• To be done: Every record must be transcribed in its entirety, apart from the images, which are to be omitted.
[START OF Input material]
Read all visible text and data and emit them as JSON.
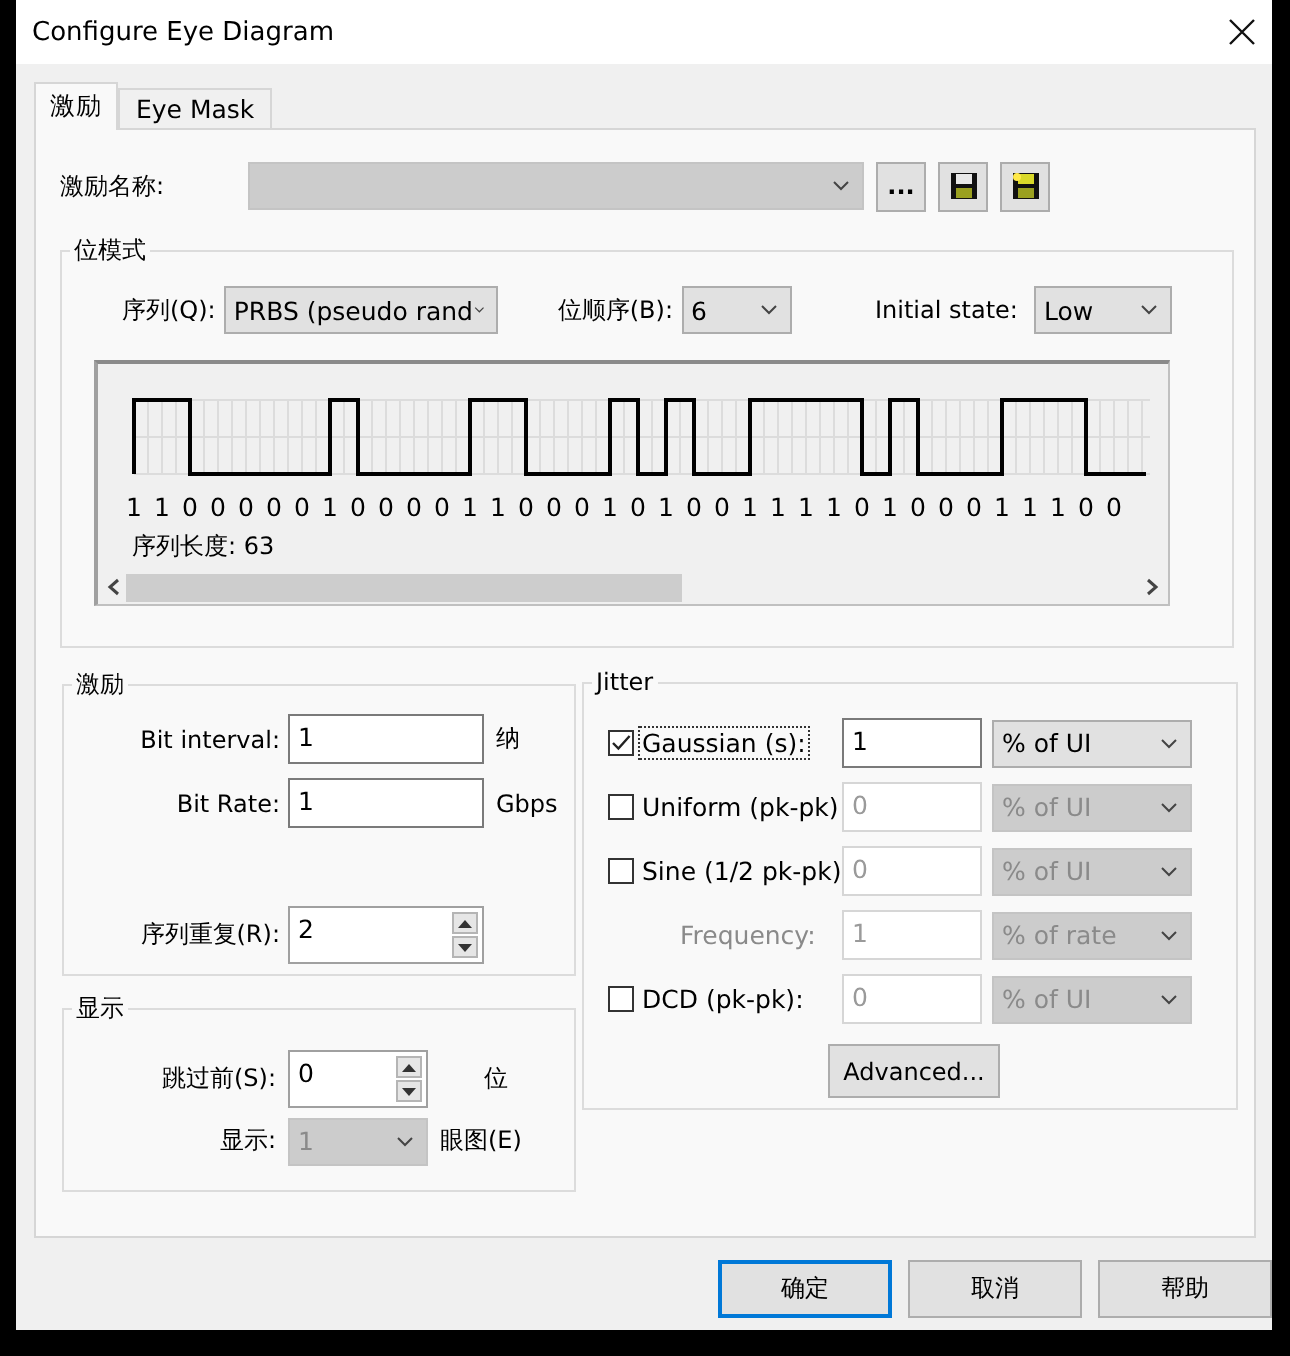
{
  "window": {
    "title": "Configure Eye Diagram"
  },
  "tabs": [
    {
      "label": "激励",
      "selected": true
    },
    {
      "label": "Eye Mask",
      "selected": false
    }
  ],
  "stimulus_name": {
    "label": "激励名称:",
    "disabled": true,
    "buttons": [
      {
        "kind": "text",
        "label": "..."
      },
      {
        "kind": "save"
      },
      {
        "kind": "save-as"
      }
    ]
  },
  "bit_pattern": {
    "title": "位模式",
    "sequence": {
      "label": "序列(Q):",
      "value": "PRBS (pseudo rand"
    },
    "bit_order": {
      "label": "位顺序(B):",
      "value": "6"
    },
    "initial_state": {
      "label": "Initial state:",
      "value": "Low"
    },
    "bits": [
      "1",
      "1",
      "0",
      "0",
      "0",
      "0",
      "0",
      "1",
      "0",
      "0",
      "0",
      "0",
      "1",
      "1",
      "0",
      "0",
      "0",
      "1",
      "0",
      "1",
      "0",
      "0",
      "1",
      "1",
      "1",
      "1",
      "0",
      "1",
      "0",
      "0",
      "0",
      "1",
      "1",
      "1",
      "0",
      "0"
    ],
    "length_label": "序列长度: 63"
  },
  "stimulus": {
    "title": "激励",
    "bit_interval": {
      "label": "Bit interval:",
      "value": "1",
      "unit": "纳"
    },
    "bit_rate": {
      "label": "Bit Rate:",
      "value": "1",
      "unit": "Gbps"
    },
    "repeat": {
      "label": "序列重复(R):",
      "value": "2"
    }
  },
  "display": {
    "title": "显示",
    "skip": {
      "label": "跳过前(S):",
      "value": "0",
      "unit": "位"
    },
    "show": {
      "label": "显示:",
      "value": "1",
      "unit": "眼图(E)",
      "disabled": true
    }
  },
  "jitter": {
    "title": "Jitter",
    "rows": [
      {
        "kind": "check",
        "label": "Gaussian (s):",
        "checked": true,
        "focused": true,
        "value": "1",
        "unit": "% of UI",
        "disabled": false
      },
      {
        "kind": "check",
        "label": "Uniform (pk-pk)",
        "checked": false,
        "focused": false,
        "value": "0",
        "unit": "% of UI",
        "disabled": true
      },
      {
        "kind": "check",
        "label": "Sine (1/2 pk-pk)",
        "checked": false,
        "focused": false,
        "value": "0",
        "unit": "% of UI",
        "disabled": true
      },
      {
        "kind": "label",
        "label": "Frequency:",
        "focused": false,
        "value": "1",
        "unit": "% of rate",
        "disabled": true
      },
      {
        "kind": "check",
        "label": "DCD (pk-pk):",
        "checked": false,
        "focused": false,
        "value": "0",
        "unit": "% of UI",
        "disabled": true
      }
    ],
    "advanced_button": "Advanced..."
  },
  "buttons": [
    {
      "label": "确定",
      "default": true
    },
    {
      "label": "取消",
      "default": false
    },
    {
      "label": "帮助",
      "default": false
    }
  ]
}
[END OF Input material]
• Full output:
Read all visible text and data and emit them as JSON.
{
  "window": {
    "title": "Configure Eye Diagram"
  },
  "tabs": [
    {
      "label": "激励",
      "selected": true
    },
    {
      "label": "Eye Mask",
      "selected": false
    }
  ],
  "stimulus_name": {
    "label": "激励名称:",
    "disabled": true,
    "buttons": [
      {
        "kind": "text",
        "label": "..."
      },
      {
        "kind": "save"
      },
      {
        "kind": "save-as"
      }
    ]
  },
  "bit_pattern": {
    "title": "位模式",
    "sequence": {
      "label": "序列(Q):",
      "value": "PRBS (pseudo rand"
    },
    "bit_order": {
      "label": "位顺序(B):",
      "value": "6"
    },
    "initial_state": {
      "label": "Initial state:",
      "value": "Low"
    },
    "bits": [
      "1",
      "1",
      "0",
      "0",
      "0",
      "0",
      "0",
      "1",
      "0",
      "0",
      "0",
      "0",
      "1",
      "1",
      "0",
      "0",
      "0",
      "1",
      "0",
      "1",
      "0",
      "0",
      "1",
      "1",
      "1",
      "1",
      "0",
      "1",
      "0",
      "0",
      "0",
      "1",
      "1",
      "1",
      "0",
      "0"
    ],
    "length_label": "序列长度: 63"
  },
  "stimulus": {
    "title": "激励",
    "bit_interval": {
      "label": "Bit interval:",
      "value": "1",
      "unit": "纳"
    },
    "bit_rate": {
      "label": "Bit Rate:",
      "value": "1",
      "unit": "Gbps"
    },
    "repeat": {
      "label": "序列重复(R):",
      "value": "2"
    }
  },
  "display": {
    "title": "显示",
    "skip": {
      "label": "跳过前(S):",
      "value": "0",
      "unit": "位"
    },
    "show": {
      "label": "显示:",
      "value": "1",
      "unit": "眼图(E)",
      "disabled": true
    }
  },
  "jitter": {
    "title": "Jitter",
    "rows": [
      {
        "kind": "check",
        "label": "Gaussian (s):",
        "checked": true,
        "focused": true,
        "value": "1",
        "unit": "% of UI",
        "disabled": false
      },
      {
        "kind": "check",
        "label": "Uniform (pk-pk)",
        "checked": false,
        "focused": false,
        "value": "0",
        "unit": "% of UI",
        "disabled": true
      },
      {
        "kind": "check",
        "label": "Sine (1/2 pk-pk)",
        "checked": false,
        "focused": false,
        "value": "0",
        "unit": "% of UI",
        "disabled": true
      },
      {
        "kind": "label",
        "label": "Frequency:",
        "focused": false,
        "value": "1",
        "unit": "% of rate",
        "disabled": true
      },
      {
        "kind": "check",
        "label": "DCD (pk-pk):",
        "checked": false,
        "focused": false,
        "value": "0",
        "unit": "% of UI",
        "disabled": true
      }
    ],
    "advanced_button": "Advanced..."
  },
  "buttons": [
    {
      "label": "确定",
      "default": true
    },
    {
      "label": "取消",
      "default": false
    },
    {
      "label": "帮助",
      "default": false
    }
  ]
}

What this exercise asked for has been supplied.